Material supplied

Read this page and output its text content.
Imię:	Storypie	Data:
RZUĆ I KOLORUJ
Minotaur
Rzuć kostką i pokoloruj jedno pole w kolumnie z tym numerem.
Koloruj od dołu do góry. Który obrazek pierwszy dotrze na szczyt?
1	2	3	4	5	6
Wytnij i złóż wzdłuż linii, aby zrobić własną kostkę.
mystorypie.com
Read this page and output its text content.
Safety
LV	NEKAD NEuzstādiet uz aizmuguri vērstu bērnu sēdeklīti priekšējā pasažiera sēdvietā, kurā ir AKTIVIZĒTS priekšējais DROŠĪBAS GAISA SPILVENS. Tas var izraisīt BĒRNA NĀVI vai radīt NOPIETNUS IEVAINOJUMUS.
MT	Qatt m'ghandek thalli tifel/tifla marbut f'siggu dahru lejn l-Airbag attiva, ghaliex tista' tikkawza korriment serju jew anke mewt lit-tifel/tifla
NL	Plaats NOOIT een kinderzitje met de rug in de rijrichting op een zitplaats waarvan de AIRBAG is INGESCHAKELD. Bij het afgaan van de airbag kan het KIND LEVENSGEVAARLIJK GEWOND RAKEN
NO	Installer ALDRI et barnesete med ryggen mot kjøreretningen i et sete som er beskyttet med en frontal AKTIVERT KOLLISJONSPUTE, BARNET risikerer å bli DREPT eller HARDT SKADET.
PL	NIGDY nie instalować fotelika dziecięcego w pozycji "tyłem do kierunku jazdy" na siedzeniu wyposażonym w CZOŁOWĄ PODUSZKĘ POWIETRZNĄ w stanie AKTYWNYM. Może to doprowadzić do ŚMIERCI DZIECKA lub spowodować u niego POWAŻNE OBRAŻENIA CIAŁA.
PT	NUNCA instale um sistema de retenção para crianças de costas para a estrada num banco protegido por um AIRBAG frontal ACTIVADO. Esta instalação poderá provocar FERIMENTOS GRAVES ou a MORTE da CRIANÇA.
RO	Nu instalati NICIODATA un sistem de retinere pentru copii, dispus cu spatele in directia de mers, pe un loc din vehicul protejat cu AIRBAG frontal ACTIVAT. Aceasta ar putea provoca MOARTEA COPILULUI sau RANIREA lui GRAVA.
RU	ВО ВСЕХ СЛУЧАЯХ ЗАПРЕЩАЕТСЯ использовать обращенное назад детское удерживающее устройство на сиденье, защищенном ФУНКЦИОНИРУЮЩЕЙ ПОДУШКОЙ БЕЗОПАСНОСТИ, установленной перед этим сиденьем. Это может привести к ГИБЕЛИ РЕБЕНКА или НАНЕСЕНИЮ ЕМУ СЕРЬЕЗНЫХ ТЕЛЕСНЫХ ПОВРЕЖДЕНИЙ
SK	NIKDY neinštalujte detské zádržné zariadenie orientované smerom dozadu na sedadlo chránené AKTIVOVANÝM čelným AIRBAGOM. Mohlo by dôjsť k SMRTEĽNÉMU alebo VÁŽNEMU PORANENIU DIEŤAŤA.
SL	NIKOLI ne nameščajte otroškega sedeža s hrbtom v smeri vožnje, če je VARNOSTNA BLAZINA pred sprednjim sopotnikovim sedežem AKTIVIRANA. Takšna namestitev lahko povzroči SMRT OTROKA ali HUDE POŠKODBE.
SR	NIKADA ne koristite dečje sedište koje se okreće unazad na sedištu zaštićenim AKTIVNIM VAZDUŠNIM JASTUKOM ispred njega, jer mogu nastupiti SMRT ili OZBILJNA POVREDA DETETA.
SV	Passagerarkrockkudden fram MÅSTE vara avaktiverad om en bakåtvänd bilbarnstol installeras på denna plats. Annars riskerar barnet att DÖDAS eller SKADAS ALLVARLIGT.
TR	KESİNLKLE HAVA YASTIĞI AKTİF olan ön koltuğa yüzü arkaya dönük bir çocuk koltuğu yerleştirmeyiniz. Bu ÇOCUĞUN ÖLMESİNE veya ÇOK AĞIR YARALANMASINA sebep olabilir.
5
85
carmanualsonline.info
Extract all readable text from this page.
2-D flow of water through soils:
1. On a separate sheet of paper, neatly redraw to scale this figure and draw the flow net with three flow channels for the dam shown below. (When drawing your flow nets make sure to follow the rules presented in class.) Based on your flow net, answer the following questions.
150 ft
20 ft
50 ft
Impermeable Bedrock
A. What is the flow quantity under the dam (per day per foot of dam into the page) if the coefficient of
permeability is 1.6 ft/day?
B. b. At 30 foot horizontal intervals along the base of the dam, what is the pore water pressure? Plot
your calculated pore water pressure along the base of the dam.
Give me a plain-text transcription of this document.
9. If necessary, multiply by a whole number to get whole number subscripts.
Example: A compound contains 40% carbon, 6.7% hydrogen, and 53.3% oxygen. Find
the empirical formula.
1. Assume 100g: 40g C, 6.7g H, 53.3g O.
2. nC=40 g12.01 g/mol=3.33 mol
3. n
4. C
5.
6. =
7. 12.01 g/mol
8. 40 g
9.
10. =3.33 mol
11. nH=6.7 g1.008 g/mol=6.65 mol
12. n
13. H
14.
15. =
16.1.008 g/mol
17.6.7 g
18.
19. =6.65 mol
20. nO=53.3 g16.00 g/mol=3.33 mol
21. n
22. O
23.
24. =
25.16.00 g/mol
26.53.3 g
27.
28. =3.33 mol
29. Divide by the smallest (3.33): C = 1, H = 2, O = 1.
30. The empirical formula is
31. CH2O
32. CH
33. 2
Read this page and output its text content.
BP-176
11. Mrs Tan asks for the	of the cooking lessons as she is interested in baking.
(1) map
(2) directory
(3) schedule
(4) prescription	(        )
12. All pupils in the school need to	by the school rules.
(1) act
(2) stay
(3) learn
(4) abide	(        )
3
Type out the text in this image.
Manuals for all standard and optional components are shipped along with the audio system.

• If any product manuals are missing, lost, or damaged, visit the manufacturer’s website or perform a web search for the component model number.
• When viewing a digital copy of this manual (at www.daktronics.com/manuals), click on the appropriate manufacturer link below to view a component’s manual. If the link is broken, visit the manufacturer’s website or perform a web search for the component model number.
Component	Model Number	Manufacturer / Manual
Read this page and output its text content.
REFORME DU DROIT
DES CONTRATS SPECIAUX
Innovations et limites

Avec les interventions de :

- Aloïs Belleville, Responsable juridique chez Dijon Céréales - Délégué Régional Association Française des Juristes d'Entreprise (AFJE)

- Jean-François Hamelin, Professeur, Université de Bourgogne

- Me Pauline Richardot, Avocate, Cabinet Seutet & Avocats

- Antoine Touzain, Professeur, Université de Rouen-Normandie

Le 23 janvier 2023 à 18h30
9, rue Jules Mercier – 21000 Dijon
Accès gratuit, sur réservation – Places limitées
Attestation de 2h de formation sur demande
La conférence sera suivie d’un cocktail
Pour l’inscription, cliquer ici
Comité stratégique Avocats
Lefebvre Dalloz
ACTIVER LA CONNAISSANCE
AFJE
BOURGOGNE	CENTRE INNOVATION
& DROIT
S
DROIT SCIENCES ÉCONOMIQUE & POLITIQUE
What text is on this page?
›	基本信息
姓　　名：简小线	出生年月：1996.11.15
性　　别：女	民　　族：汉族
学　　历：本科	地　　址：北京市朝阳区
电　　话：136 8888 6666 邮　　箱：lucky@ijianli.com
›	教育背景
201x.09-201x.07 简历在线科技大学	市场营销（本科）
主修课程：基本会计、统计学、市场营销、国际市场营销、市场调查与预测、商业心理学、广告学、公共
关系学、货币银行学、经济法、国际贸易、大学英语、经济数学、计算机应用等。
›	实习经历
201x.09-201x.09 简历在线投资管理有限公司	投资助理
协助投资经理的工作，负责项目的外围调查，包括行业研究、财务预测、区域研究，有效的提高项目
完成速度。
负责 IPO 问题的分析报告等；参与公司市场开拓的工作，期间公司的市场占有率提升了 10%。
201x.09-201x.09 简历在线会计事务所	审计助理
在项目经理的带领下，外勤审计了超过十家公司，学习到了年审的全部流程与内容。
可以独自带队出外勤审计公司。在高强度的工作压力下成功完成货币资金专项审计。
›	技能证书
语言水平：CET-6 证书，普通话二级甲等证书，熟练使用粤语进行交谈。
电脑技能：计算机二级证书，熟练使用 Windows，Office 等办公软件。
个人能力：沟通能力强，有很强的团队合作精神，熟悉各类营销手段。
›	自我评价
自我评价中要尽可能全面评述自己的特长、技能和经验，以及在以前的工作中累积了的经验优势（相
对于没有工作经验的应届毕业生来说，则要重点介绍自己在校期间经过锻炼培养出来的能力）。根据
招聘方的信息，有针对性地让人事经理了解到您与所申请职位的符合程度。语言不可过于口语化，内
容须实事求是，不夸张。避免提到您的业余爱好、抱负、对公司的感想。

What this task involves
Your task is to pick out every line with the string "Université" and copy it.

Solution for this problem
- Jean-François Hamelin, Professeur, Université de Bourgogne
- Antoine Touzain, Professeur, Université de Rouen-Normandie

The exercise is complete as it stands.